Find each line with the string "miesiącem" and report it.

§ Entries from a dataset:
** BEGIN **

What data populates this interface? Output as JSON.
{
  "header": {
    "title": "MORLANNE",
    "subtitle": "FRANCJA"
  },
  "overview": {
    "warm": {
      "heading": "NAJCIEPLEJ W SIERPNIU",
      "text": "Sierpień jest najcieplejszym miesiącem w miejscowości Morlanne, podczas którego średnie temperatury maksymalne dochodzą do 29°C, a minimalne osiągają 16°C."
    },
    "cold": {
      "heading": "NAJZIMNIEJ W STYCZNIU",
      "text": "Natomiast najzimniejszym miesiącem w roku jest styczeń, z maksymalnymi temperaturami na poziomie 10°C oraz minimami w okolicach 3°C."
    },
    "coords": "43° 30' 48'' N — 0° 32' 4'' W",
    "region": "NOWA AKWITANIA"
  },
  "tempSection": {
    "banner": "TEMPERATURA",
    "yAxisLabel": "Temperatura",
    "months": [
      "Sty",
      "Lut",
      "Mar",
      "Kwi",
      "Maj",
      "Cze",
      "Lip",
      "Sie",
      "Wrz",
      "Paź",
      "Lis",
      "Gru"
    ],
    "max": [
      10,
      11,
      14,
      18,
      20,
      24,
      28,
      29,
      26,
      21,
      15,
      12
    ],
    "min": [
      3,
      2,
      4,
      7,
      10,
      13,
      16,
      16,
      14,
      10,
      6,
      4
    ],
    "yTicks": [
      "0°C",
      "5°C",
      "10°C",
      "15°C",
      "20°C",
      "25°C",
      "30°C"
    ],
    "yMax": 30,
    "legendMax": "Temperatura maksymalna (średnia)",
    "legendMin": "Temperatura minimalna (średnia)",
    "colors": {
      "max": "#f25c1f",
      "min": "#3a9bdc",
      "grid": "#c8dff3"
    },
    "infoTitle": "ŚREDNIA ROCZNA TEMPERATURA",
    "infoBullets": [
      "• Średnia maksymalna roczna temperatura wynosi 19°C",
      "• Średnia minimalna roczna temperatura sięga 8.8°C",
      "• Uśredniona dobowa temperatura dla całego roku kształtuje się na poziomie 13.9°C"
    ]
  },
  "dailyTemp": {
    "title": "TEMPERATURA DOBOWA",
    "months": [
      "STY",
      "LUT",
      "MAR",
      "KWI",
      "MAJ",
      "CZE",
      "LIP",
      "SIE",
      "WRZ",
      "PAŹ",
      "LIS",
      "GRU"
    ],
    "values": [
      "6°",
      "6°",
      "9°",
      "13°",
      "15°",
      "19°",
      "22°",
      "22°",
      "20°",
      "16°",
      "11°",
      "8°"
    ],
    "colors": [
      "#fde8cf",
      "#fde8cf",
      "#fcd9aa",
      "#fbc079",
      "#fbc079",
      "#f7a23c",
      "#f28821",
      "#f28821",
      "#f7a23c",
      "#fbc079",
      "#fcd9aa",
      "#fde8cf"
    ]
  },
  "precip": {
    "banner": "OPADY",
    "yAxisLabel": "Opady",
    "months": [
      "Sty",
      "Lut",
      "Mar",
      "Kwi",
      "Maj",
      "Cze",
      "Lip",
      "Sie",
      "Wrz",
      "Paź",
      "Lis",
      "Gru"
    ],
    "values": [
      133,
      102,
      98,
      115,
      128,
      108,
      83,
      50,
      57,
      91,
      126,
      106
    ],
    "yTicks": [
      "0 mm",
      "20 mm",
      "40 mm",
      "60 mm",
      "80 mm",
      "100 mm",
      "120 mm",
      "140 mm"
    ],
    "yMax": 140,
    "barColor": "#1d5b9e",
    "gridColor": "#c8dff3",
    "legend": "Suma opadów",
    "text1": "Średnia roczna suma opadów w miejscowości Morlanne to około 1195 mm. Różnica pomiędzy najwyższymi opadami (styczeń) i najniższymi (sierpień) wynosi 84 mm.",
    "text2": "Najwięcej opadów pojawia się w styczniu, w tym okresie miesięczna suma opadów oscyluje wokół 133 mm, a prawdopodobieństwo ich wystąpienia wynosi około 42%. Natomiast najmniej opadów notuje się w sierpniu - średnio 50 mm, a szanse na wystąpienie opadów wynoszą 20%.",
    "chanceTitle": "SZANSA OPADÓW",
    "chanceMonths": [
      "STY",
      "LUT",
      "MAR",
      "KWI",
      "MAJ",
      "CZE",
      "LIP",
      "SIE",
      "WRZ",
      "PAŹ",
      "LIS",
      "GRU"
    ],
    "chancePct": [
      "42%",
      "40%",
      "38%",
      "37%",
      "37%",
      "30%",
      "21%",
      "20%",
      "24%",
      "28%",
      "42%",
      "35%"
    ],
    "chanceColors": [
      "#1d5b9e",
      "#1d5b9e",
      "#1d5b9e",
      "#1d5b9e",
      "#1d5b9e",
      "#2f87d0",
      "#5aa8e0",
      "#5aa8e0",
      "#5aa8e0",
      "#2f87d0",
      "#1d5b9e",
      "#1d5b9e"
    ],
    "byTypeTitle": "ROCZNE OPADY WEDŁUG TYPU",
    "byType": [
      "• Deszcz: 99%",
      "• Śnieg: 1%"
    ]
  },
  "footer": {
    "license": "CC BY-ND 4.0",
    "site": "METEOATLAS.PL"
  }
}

** END **

§ Answer to the exercise:
      "text": "Sierpień jest najcieplejszym miesiącem w miejscowości Morlanne, podczas którego średnie temperatury maksymalne dochodzą do 29°C, a minimalne osiągają 16°C."
      "text": "Natomiast najzimniejszym miesiącem w roku jest styczeń, z maksymalnymi temperaturami na poziomie 10°C oraz minimami w okolicach 3°C."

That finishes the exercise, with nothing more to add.